• YOUR OBJECTIVE:
Scan the data below and pick out the lines containing the word "Self".

Recorded data
[START]

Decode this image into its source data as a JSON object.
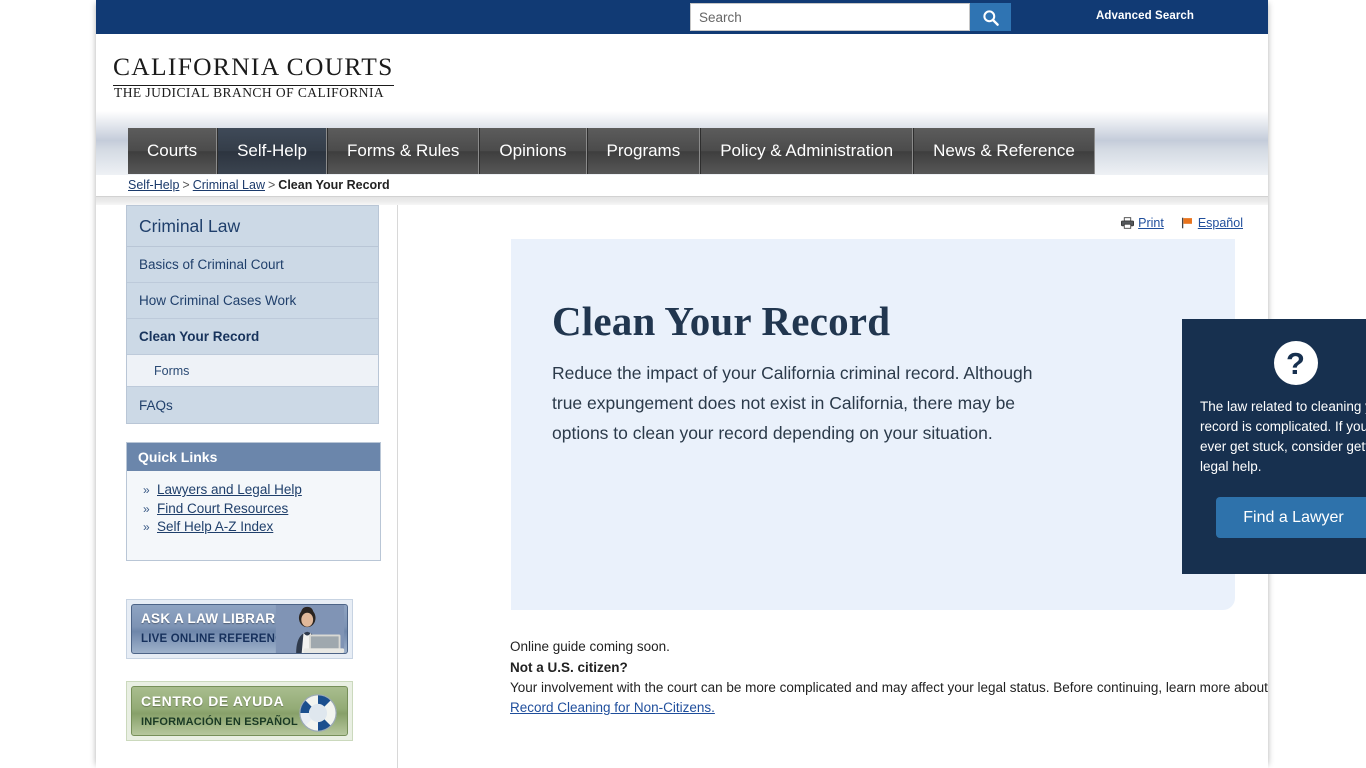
{
  "topbar": {
    "search_placeholder": "Search",
    "search_value": "",
    "search_icon": "search-icon",
    "advanced_search": "Advanced Search"
  },
  "brand": {
    "name": "CALIFORNIA COURTS",
    "tagline": "THE JUDICIAL BRANCH OF CALIFORNIA"
  },
  "nav": {
    "items": [
      {
        "label": "Courts",
        "active": false
      },
      {
        "label": "Self-Help",
        "active": true
      },
      {
        "label": "Forms & Rules",
        "active": false
      },
      {
        "label": "Opinions",
        "active": false
      },
      {
        "label": "Programs",
        "active": false
      },
      {
        "label": "Policy & Administration",
        "active": false
      },
      {
        "label": "News & Reference",
        "active": false
      }
    ]
  },
  "breadcrumb": {
    "item1": "Self-Help",
    "sep1": ">",
    "item2": "Criminal Law",
    "sep2": ">",
    "current": "Clean Your Record"
  },
  "sidebar": {
    "section_title": "Criminal Law",
    "items": [
      {
        "label": "Basics of Criminal Court",
        "current": false,
        "sub": false
      },
      {
        "label": "How Criminal Cases Work",
        "current": false,
        "sub": false
      },
      {
        "label": "Clean Your Record",
        "current": true,
        "sub": false
      },
      {
        "label": "Forms",
        "current": false,
        "sub": true
      },
      {
        "label": "FAQs",
        "current": false,
        "sub": false
      }
    ],
    "quick_links": {
      "heading": "Quick Links",
      "bullet": "»",
      "links": [
        "Lawyers and Legal Help",
        "Find Court Resources",
        "Self Help A-Z Index"
      ]
    },
    "promos": [
      {
        "line1": "ASK A LAW LIBRARIAN",
        "line2": "LIVE ONLINE REFERENCE",
        "icon": "librarian-photo"
      },
      {
        "line1": "CENTRO DE AYUDA",
        "line2": "INFORMACIÓN EN ESPAÑOL",
        "icon": "life-ring-icon"
      }
    ]
  },
  "content": {
    "util_links": [
      {
        "label": "Print",
        "icon": "printer-icon"
      },
      {
        "label": "Español",
        "icon": "flag-icon"
      }
    ],
    "hero": {
      "title": "Clean Your Record",
      "description": "Reduce the impact of your California criminal record. Although true expungement does not exist in California, there may be options to clean your record depending on your situation."
    },
    "callout": {
      "icon": "question-mark-icon",
      "text": "The law related to cleaning your record is complicated. If you ever get stuck, consider getting legal help.",
      "button_label": "Find a Lawyer"
    },
    "bottom": {
      "line1": "Online guide coming soon.",
      "heading": "Not a U.S. citizen?",
      "body_before": "Your involvement with the court can be more complicated and may affect your legal status.  Before continuing, learn more about ",
      "link": "Record Cleaning for Non-Citizens."
    }
  },
  "colors": {
    "topbar_blue": "#113a74",
    "hero_blue": "#eaf1fb",
    "callout_navy": "#17304f",
    "button_blue": "#2e72ab",
    "quicklinks_header": "#6b86ab",
    "sidebar_item": "#ccd9e6",
    "link_blue": "#1f4e9c"
  }
}
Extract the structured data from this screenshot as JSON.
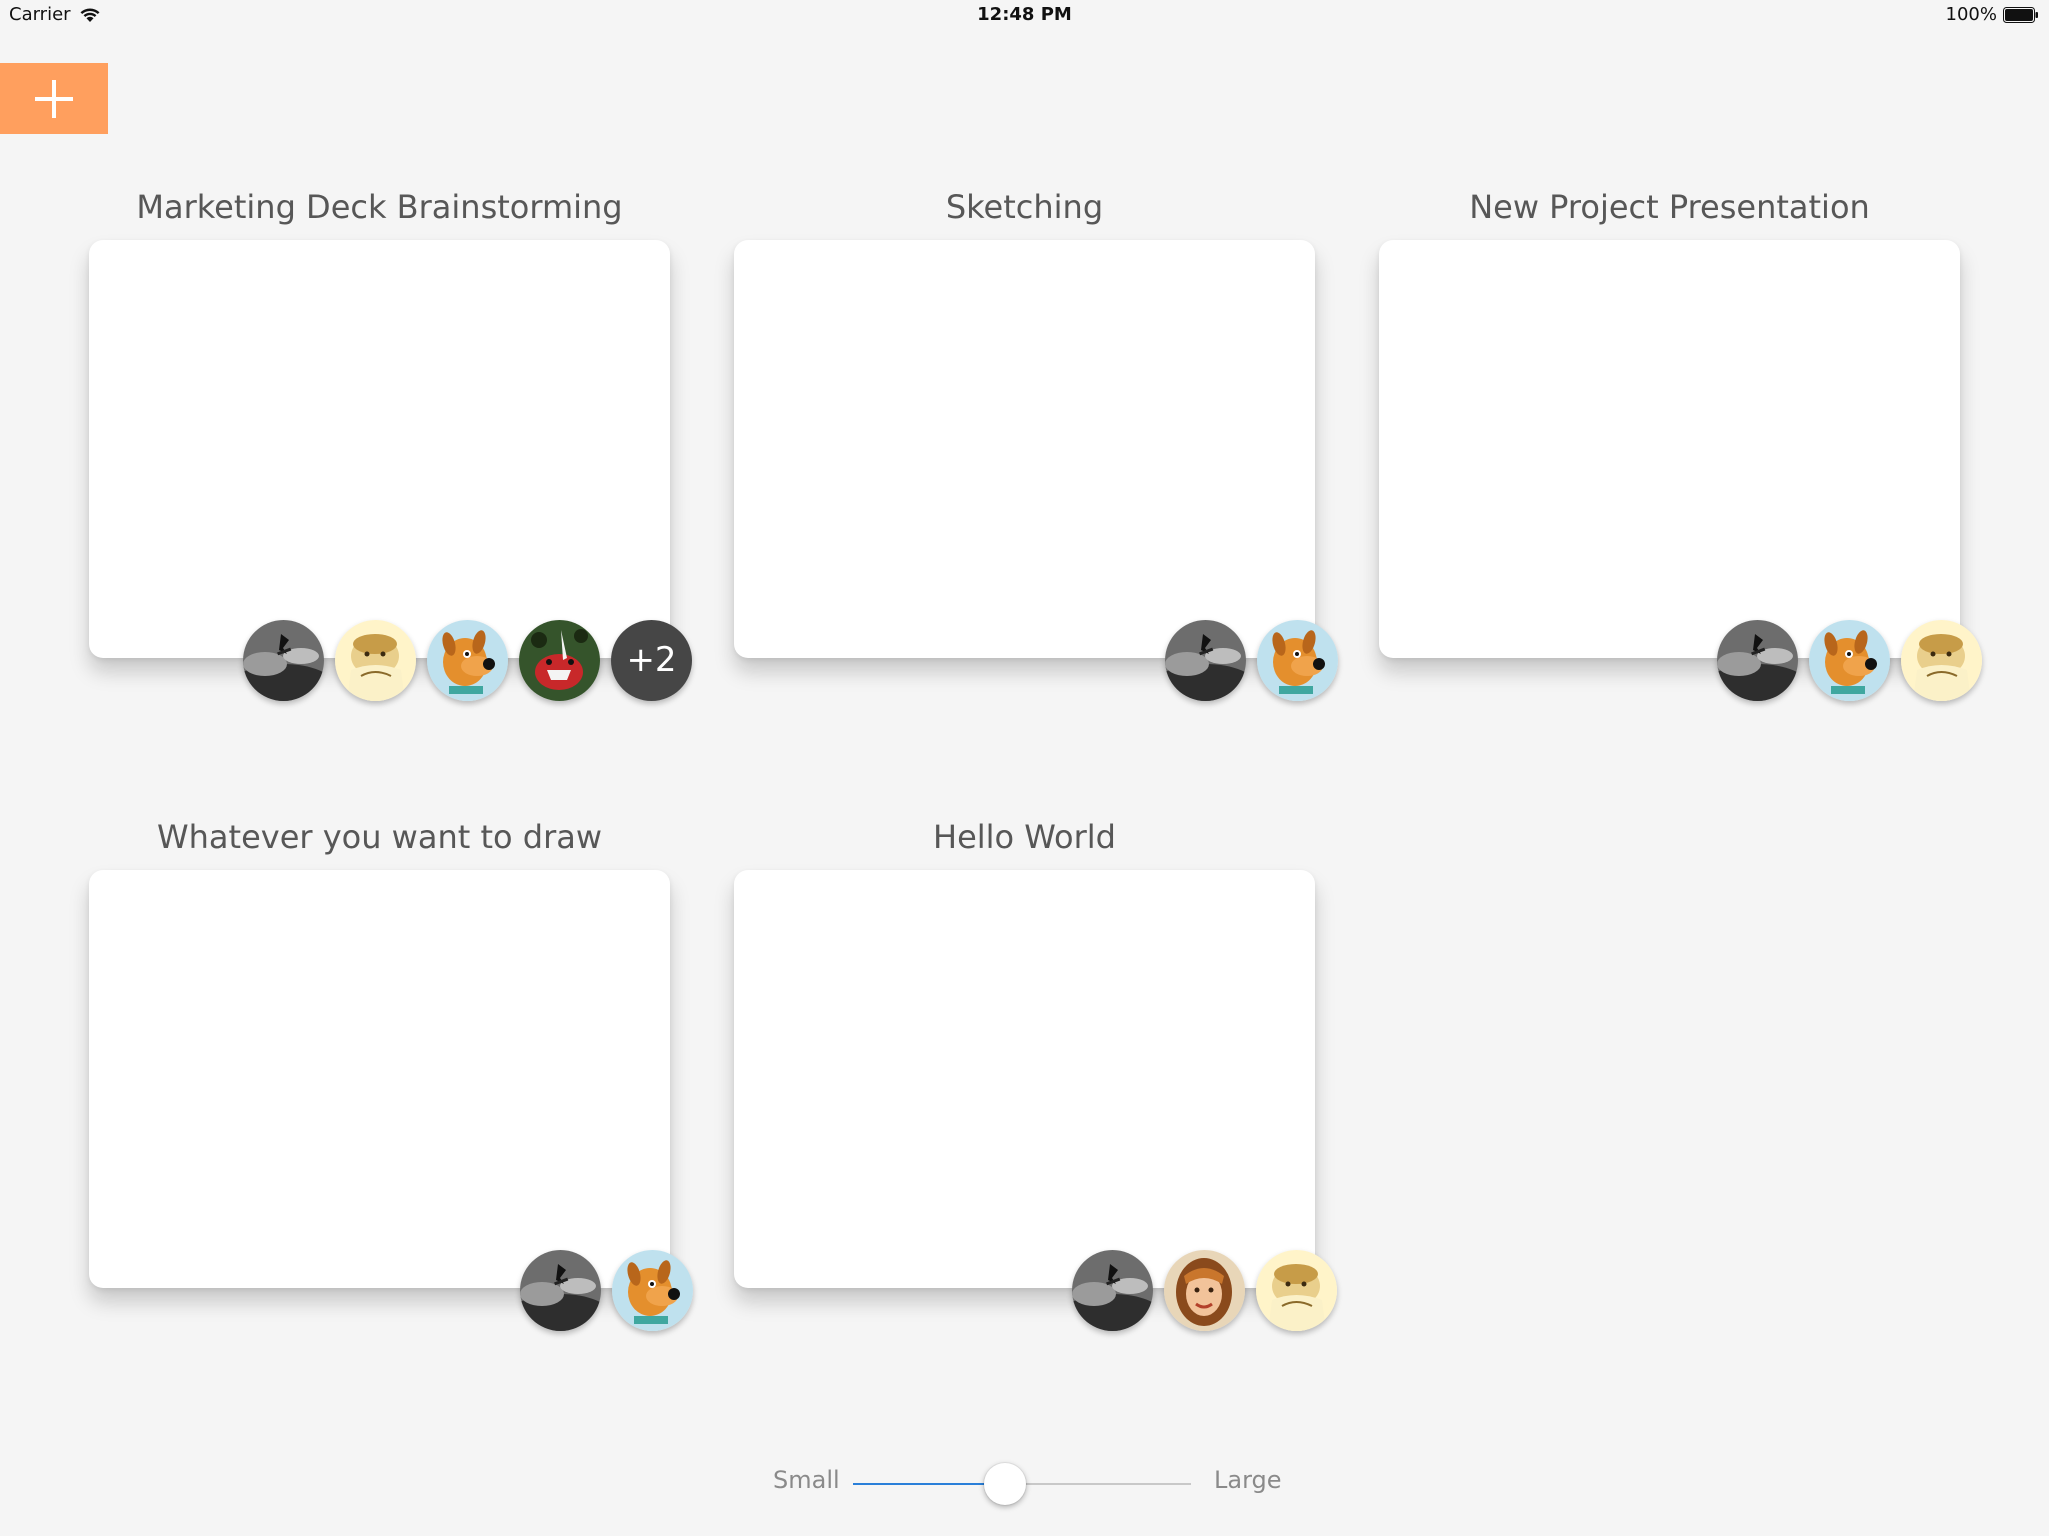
{
  "status_bar": {
    "carrier": "Carrier",
    "time": "12:48 PM",
    "battery": "100%"
  },
  "add_button": {
    "icon": "plus-icon",
    "color": "#ff9f5e"
  },
  "boards": [
    {
      "title": "Marketing Deck Brainstorming",
      "avatars": [
        "surfer-avatar",
        "cartoon-dog-yellow-avatar",
        "scooby-avatar",
        "red-creature-avatar"
      ],
      "more": "+2"
    },
    {
      "title": "Sketching",
      "avatars": [
        "surfer-avatar",
        "scooby-avatar"
      ]
    },
    {
      "title": "New Project Presentation",
      "avatars": [
        "surfer-avatar",
        "scooby-avatar",
        "cartoon-dog-yellow-avatar"
      ]
    },
    {
      "title": "Whatever you want to draw",
      "avatars": [
        "surfer-avatar",
        "scooby-avatar"
      ]
    },
    {
      "title": "Hello World",
      "avatars": [
        "surfer-avatar",
        "girl-avatar",
        "cartoon-dog-yellow-avatar"
      ]
    }
  ],
  "size_slider": {
    "min_label": "Small",
    "max_label": "Large",
    "value": 0.45,
    "fill_color": "#2a7fd9"
  }
}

[END]

• ANSWER BELOW:
        "label": "Self-Help",
    "item1": "Self-Help",
        "Self Help A-Z Index"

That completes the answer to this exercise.